Copy everything in the listing below word for word, apart from any images.

-------- Records to use

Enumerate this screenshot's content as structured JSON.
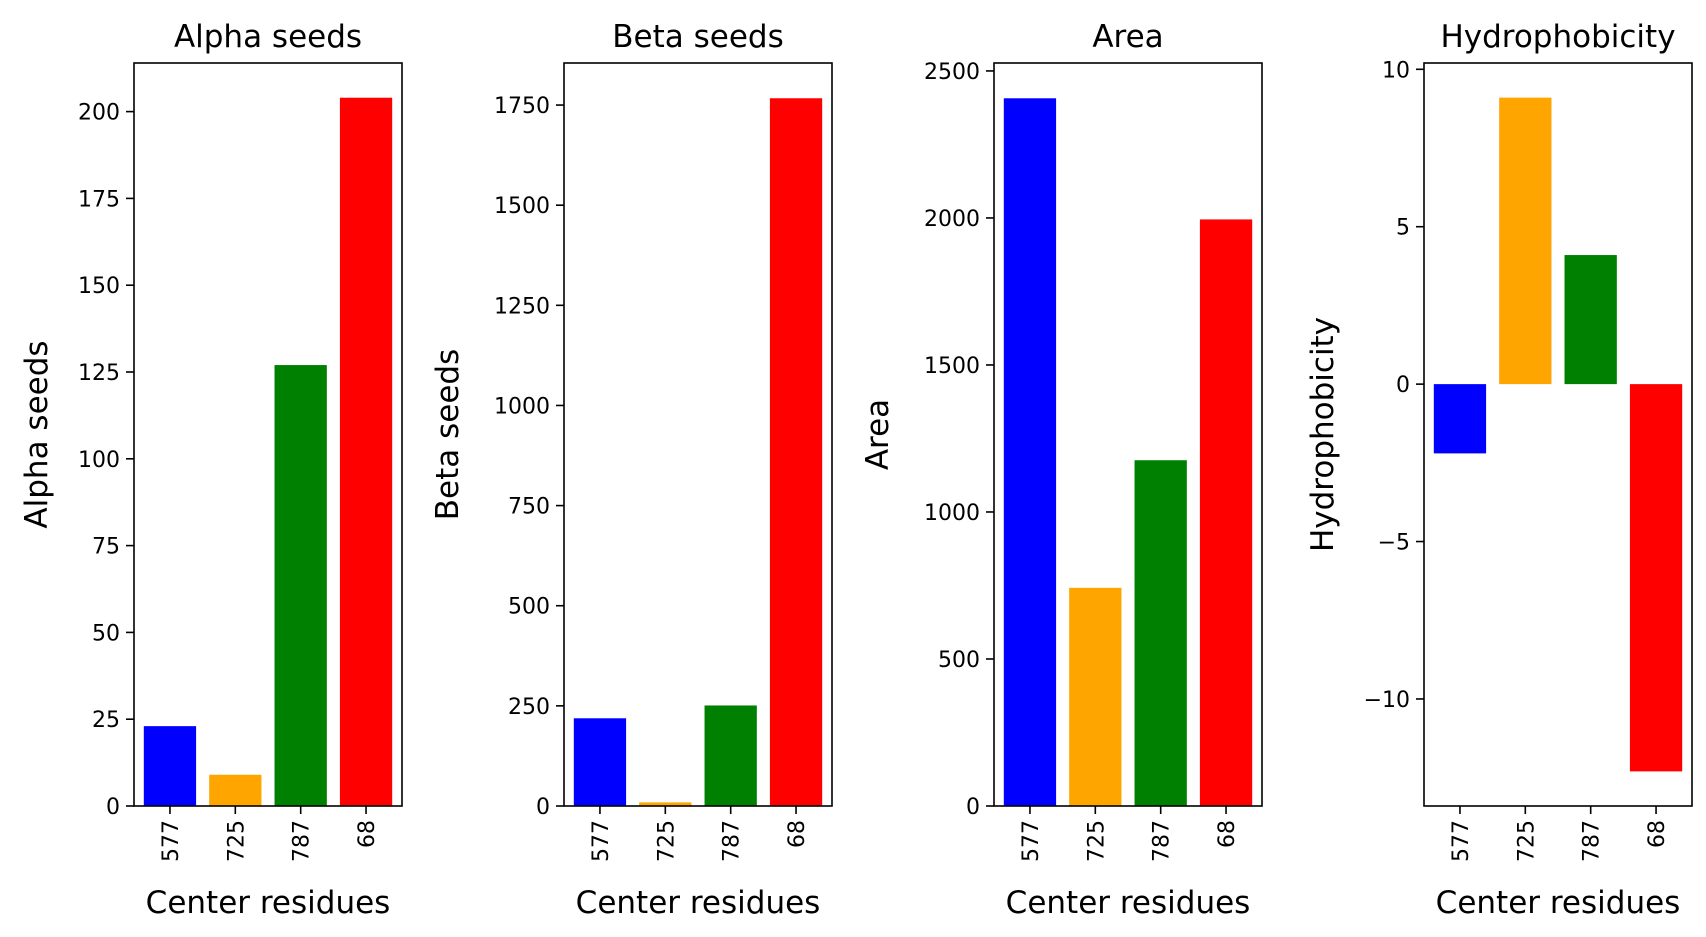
{
  "chart_data": [
    {
      "type": "bar",
      "title": "Alpha seeds",
      "xlabel": "Center residues",
      "ylabel": "Alpha seeds",
      "categories": [
        "577",
        "725",
        "787",
        "68"
      ],
      "values": [
        23,
        9,
        127,
        204
      ],
      "colors": [
        "#0000ff",
        "#ffa500",
        "#008000",
        "#ff0000"
      ],
      "ylim": [
        0,
        214
      ],
      "yticks": [
        0,
        25,
        50,
        75,
        100,
        125,
        150,
        175,
        200
      ],
      "ytick_labels": [
        "0",
        "25",
        "50",
        "75",
        "100",
        "125",
        "150",
        "175",
        "200"
      ],
      "grid": false
    },
    {
      "type": "bar",
      "title": "Beta seeds",
      "xlabel": "Center residues",
      "ylabel": "Beta seeds",
      "categories": [
        "577",
        "725",
        "787",
        "68"
      ],
      "values": [
        219,
        9,
        251,
        1767
      ],
      "colors": [
        "#0000ff",
        "#ffa500",
        "#008000",
        "#ff0000"
      ],
      "ylim": [
        0,
        1855
      ],
      "yticks": [
        0,
        250,
        500,
        750,
        1000,
        1250,
        1500,
        1750
      ],
      "ytick_labels": [
        "0",
        "250",
        "500",
        "750",
        "1000",
        "1250",
        "1500",
        "1750"
      ],
      "grid": false
    },
    {
      "type": "bar",
      "title": "Area",
      "xlabel": "Center residues",
      "ylabel": "Area",
      "categories": [
        "577",
        "725",
        "787",
        "68"
      ],
      "values": [
        2407,
        742,
        1176,
        1995
      ],
      "colors": [
        "#0000ff",
        "#ffa500",
        "#008000",
        "#ff0000"
      ],
      "ylim": [
        0,
        2527
      ],
      "yticks": [
        0,
        500,
        1000,
        1500,
        2000,
        2500
      ],
      "ytick_labels": [
        "0",
        "500",
        "1000",
        "1500",
        "2000",
        "2500"
      ],
      "grid": false
    },
    {
      "type": "bar",
      "title": "Hydrophobicity",
      "xlabel": "Center residues",
      "ylabel": "Hydrophobicity",
      "categories": [
        "577",
        "725",
        "787",
        "68"
      ],
      "values": [
        -2.2,
        9.1,
        4.1,
        -12.3
      ],
      "colors": [
        "#0000ff",
        "#ffa500",
        "#008000",
        "#ff0000"
      ],
      "ylim": [
        -13.4,
        10.2
      ],
      "yticks": [
        -10,
        -5,
        0,
        5,
        10
      ],
      "ytick_labels": [
        "−10",
        "−5",
        "0",
        "5",
        "10"
      ],
      "grid": false
    }
  ]
}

----------------

**Full response**:
Enumerate this screenshot's content as structured JSON.
{
  "chart_data": [
    {
      "type": "bar",
      "title": "Alpha seeds",
      "xlabel": "Center residues",
      "ylabel": "Alpha seeds",
      "categories": [
        "577",
        "725",
        "787",
        "68"
      ],
      "values": [
        23,
        9,
        127,
        204
      ],
      "colors": [
        "#0000ff",
        "#ffa500",
        "#008000",
        "#ff0000"
      ],
      "ylim": [
        0,
        214
      ],
      "yticks": [
        0,
        25,
        50,
        75,
        100,
        125,
        150,
        175,
        200
      ],
      "ytick_labels": [
        "0",
        "25",
        "50",
        "75",
        "100",
        "125",
        "150",
        "175",
        "200"
      ],
      "grid": false
    },
    {
      "type": "bar",
      "title": "Beta seeds",
      "xlabel": "Center residues",
      "ylabel": "Beta seeds",
      "categories": [
        "577",
        "725",
        "787",
        "68"
      ],
      "values": [
        219,
        9,
        251,
        1767
      ],
      "colors": [
        "#0000ff",
        "#ffa500",
        "#008000",
        "#ff0000"
      ],
      "ylim": [
        0,
        1855
      ],
      "yticks": [
        0,
        250,
        500,
        750,
        1000,
        1250,
        1500,
        1750
      ],
      "ytick_labels": [
        "0",
        "250",
        "500",
        "750",
        "1000",
        "1250",
        "1500",
        "1750"
      ],
      "grid": false
    },
    {
      "type": "bar",
      "title": "Area",
      "xlabel": "Center residues",
      "ylabel": "Area",
      "categories": [
        "577",
        "725",
        "787",
        "68"
      ],
      "values": [
        2407,
        742,
        1176,
        1995
      ],
      "colors": [
        "#0000ff",
        "#ffa500",
        "#008000",
        "#ff0000"
      ],
      "ylim": [
        0,
        2527
      ],
      "yticks": [
        0,
        500,
        1000,
        1500,
        2000,
        2500
      ],
      "ytick_labels": [
        "0",
        "500",
        "1000",
        "1500",
        "2000",
        "2500"
      ],
      "grid": false
    },
    {
      "type": "bar",
      "title": "Hydrophobicity",
      "xlabel": "Center residues",
      "ylabel": "Hydrophobicity",
      "categories": [
        "577",
        "725",
        "787",
        "68"
      ],
      "values": [
        -2.2,
        9.1,
        4.1,
        -12.3
      ],
      "colors": [
        "#0000ff",
        "#ffa500",
        "#008000",
        "#ff0000"
      ],
      "ylim": [
        -13.4,
        10.2
      ],
      "yticks": [
        -10,
        -5,
        0,
        5,
        10
      ],
      "ytick_labels": [
        "−10",
        "−5",
        "0",
        "5",
        "10"
      ],
      "grid": false
    }
  ]
}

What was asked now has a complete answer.